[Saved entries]
**********
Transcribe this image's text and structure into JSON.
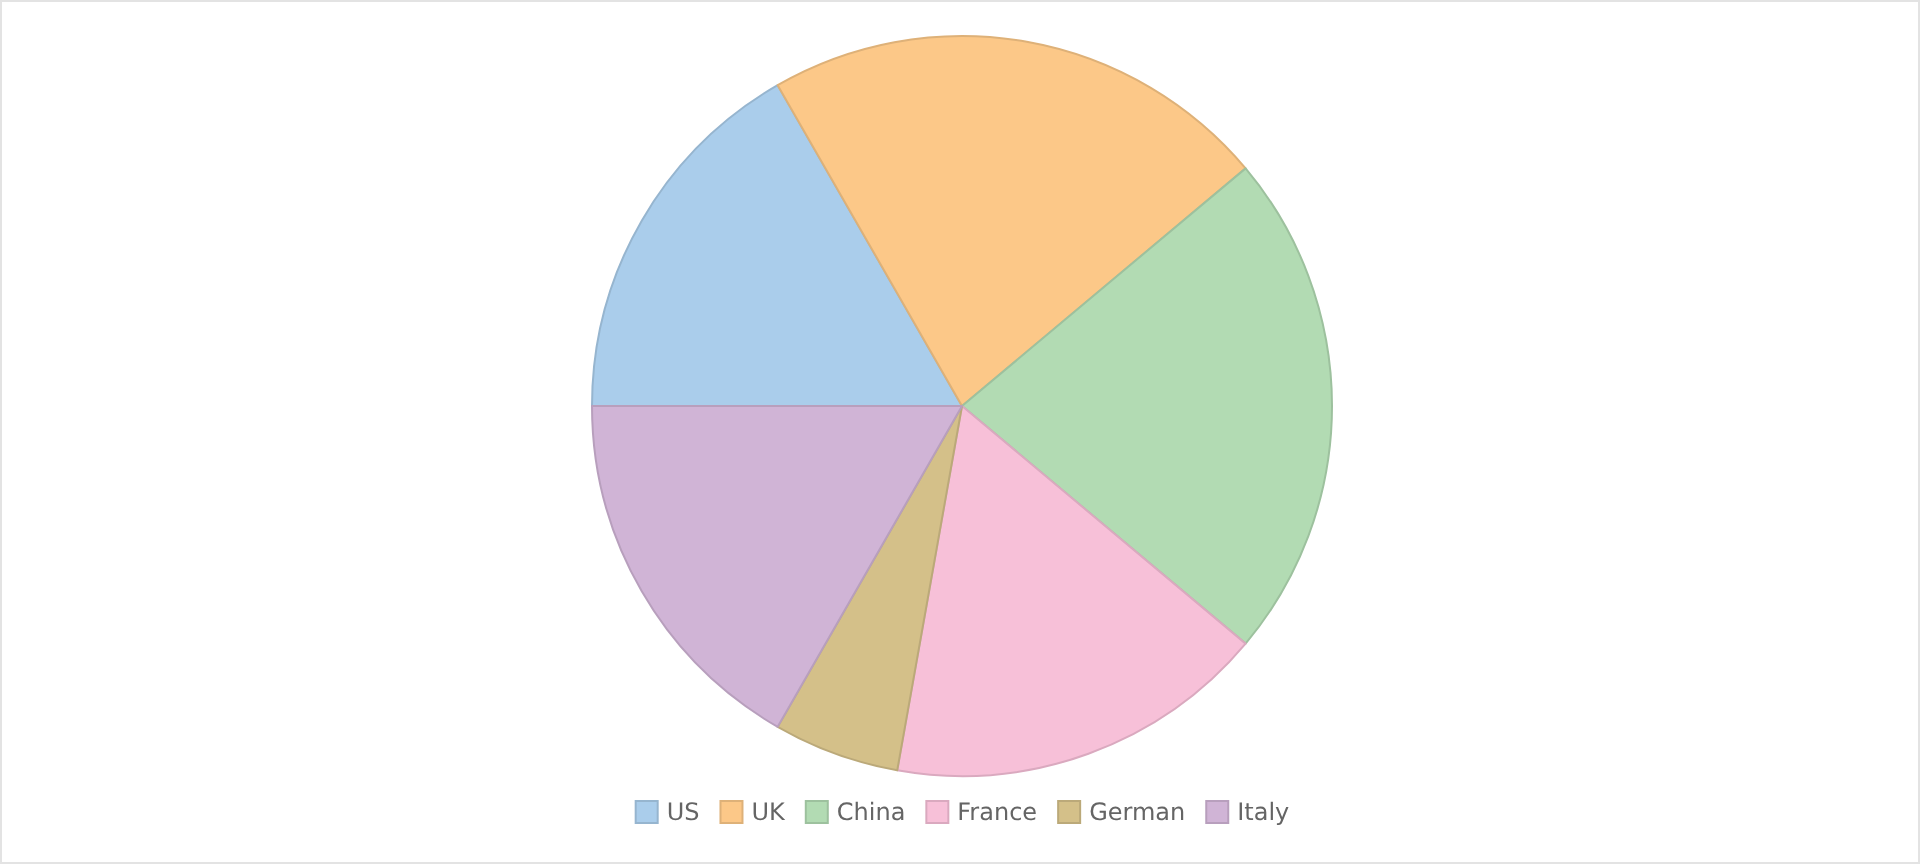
{
  "chart_data": {
    "type": "pie",
    "categories": [
      "US",
      "UK",
      "China",
      "France",
      "German",
      "Italy"
    ],
    "values": [
      16.7,
      22.2,
      22.2,
      16.7,
      5.5,
      16.7
    ],
    "colors": [
      "#aacdeb",
      "#fcc888",
      "#b2dbb3",
      "#f7c0d8",
      "#d4c089",
      "#d0b4d6"
    ],
    "legend": "bottom"
  }
}
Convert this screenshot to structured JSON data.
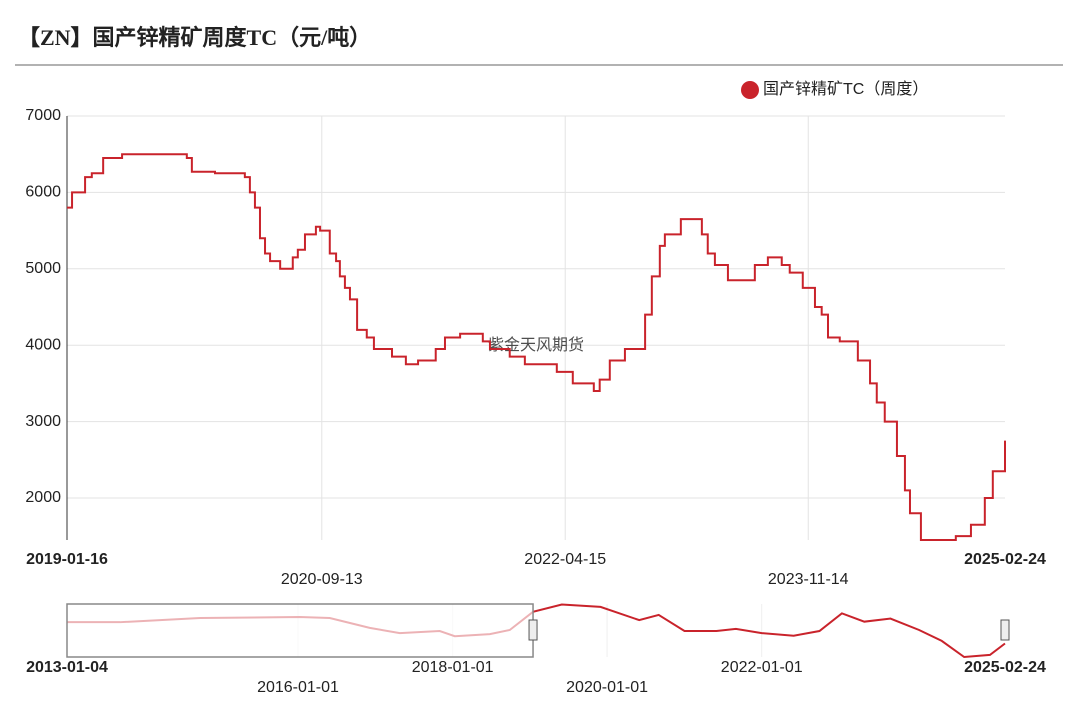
{
  "chart_data": [
    {
      "type": "line",
      "title": "【ZN】国产锌精矿周度TC（元/吨）",
      "legend": "top-right",
      "grid": true,
      "step": true,
      "watermark": "紫金天风期货",
      "x": [
        "2019-01-16",
        "2019-01-28",
        "2019-02-28",
        "2019-03-16",
        "2019-04-12",
        "2019-05-27",
        "2019-10-21",
        "2019-10-28",
        "2019-11-09",
        "2020-01-03",
        "2020-02-27",
        "2020-03-14",
        "2020-03-26",
        "2020-04-07",
        "2020-04-19",
        "2020-05-01",
        "2020-05-13",
        "2020-06-06",
        "2020-07-01",
        "2020-07-06",
        "2020-07-18",
        "2020-08-04",
        "2020-08-30",
        "2020-09-09",
        "2020-10-02",
        "2020-10-17",
        "2020-10-26",
        "2020-11-07",
        "2020-11-19",
        "2020-12-06",
        "2020-12-29",
        "2021-01-15",
        "2021-02-27",
        "2021-04-01",
        "2021-04-30",
        "2021-06-11",
        "2021-07-03",
        "2021-08-08",
        "2021-10-01",
        "2021-10-18",
        "2021-12-04",
        "2022-01-09",
        "2022-03-19",
        "2022-03-26",
        "2022-04-26",
        "2022-05-03",
        "2022-06-15",
        "2022-06-22",
        "2022-07-06",
        "2022-07-30",
        "2022-09-04",
        "2022-10-15",
        "2022-10-22",
        "2022-11-07",
        "2022-11-26",
        "2022-12-08",
        "2023-01-08",
        "2023-01-15",
        "2023-02-27",
        "2023-03-06",
        "2023-03-20",
        "2023-04-06",
        "2023-05-07",
        "2023-07-03",
        "2023-07-10",
        "2023-08-10",
        "2023-09-05",
        "2023-09-12",
        "2023-10-01",
        "2023-11-01",
        "2023-11-30",
        "2023-12-16",
        "2023-12-31",
        "2024-01-28",
        "2024-03-04",
        "2024-03-11",
        "2024-04-09",
        "2024-04-25",
        "2024-05-14",
        "2024-06-12",
        "2024-07-01",
        "2024-07-13",
        "2024-08-01",
        "2024-08-08",
        "2024-10-23",
        "2024-10-30",
        "2024-11-28",
        "2024-12-05",
        "2024-12-31",
        "2025-01-07",
        "2025-01-26",
        "2025-02-24"
      ],
      "series": [
        {
          "name": "国产锌精矿TC（周度）",
          "color": "#c9232b",
          "values": [
            5800,
            6000,
            6200,
            6250,
            6450,
            6500,
            6500,
            6450,
            6270,
            6250,
            6250,
            6200,
            6000,
            5800,
            5400,
            5200,
            5100,
            5000,
            5000,
            5150,
            5250,
            5450,
            5550,
            5500,
            5200,
            5100,
            4900,
            4750,
            4600,
            4200,
            4100,
            3950,
            3850,
            3750,
            3800,
            3950,
            4100,
            4150,
            4050,
            3950,
            3850,
            3750,
            3750,
            3650,
            3650,
            3500,
            3500,
            3400,
            3550,
            3800,
            3950,
            3950,
            4400,
            4900,
            5300,
            5450,
            5450,
            5650,
            5650,
            5450,
            5200,
            5050,
            4850,
            4850,
            5050,
            5150,
            5150,
            5050,
            4950,
            4750,
            4500,
            4400,
            4100,
            4050,
            4050,
            3800,
            3500,
            3250,
            3000,
            2550,
            2100,
            1800,
            1800,
            1450,
            1450,
            1500,
            1500,
            1650,
            1650,
            2000,
            2350,
            2750
          ]
        }
      ],
      "xlim": [
        "2019-01-16",
        "2025-02-24"
      ],
      "xticks": [
        "2019-01-16",
        "2020-09-13",
        "2022-04-15",
        "2023-11-14",
        "2025-02-24"
      ],
      "ylim": [
        1450,
        7000
      ],
      "yticks": [
        2000,
        3000,
        4000,
        5000,
        6000,
        7000
      ]
    },
    {
      "type": "line",
      "color": "#c9232b",
      "x": [
        "2013-01-04",
        "2013-09-12",
        "2014-09-25",
        "2016-01-09",
        "2016-05-30",
        "2016-12-05",
        "2017-04-26",
        "2017-11-01",
        "2018-01-11",
        "2018-06-26",
        "2018-09-28",
        "2019-01-16",
        "2019-06-01",
        "2019-12-01",
        "2020-06-01",
        "2020-09-01",
        "2021-01-01",
        "2021-06-01",
        "2021-09-01",
        "2022-01-01",
        "2022-06-01",
        "2022-10-01",
        "2023-01-15",
        "2023-05-01",
        "2023-09-01",
        "2024-01-15",
        "2024-05-01",
        "2024-08-15",
        "2024-12-15",
        "2025-02-24"
      ],
      "values": [
        4800,
        4800,
        5200,
        5300,
        5200,
        4250,
        3750,
        3950,
        3450,
        3650,
        4050,
        5800,
        6500,
        6270,
        5000,
        5500,
        3950,
        3950,
        4150,
        3750,
        3500,
        3950,
        5650,
        4850,
        5150,
        4050,
        3000,
        1450,
        1650,
        2750
      ],
      "xlim": [
        "2013-01-04",
        "2025-02-24"
      ],
      "xticks": [
        "2013-01-04",
        "2016-01-01",
        "2018-01-01",
        "2020-01-01",
        "2022-01-01",
        "2025-02-24"
      ],
      "ylim": [
        1450,
        6550
      ]
    }
  ]
}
**********
> **AIM**
Copy all lines from the material that hold "this".

> **RESPONSE TO THE TASK**
Transcribe this image's text and structure into JSON.
Convert this screenshot to structured JSON data.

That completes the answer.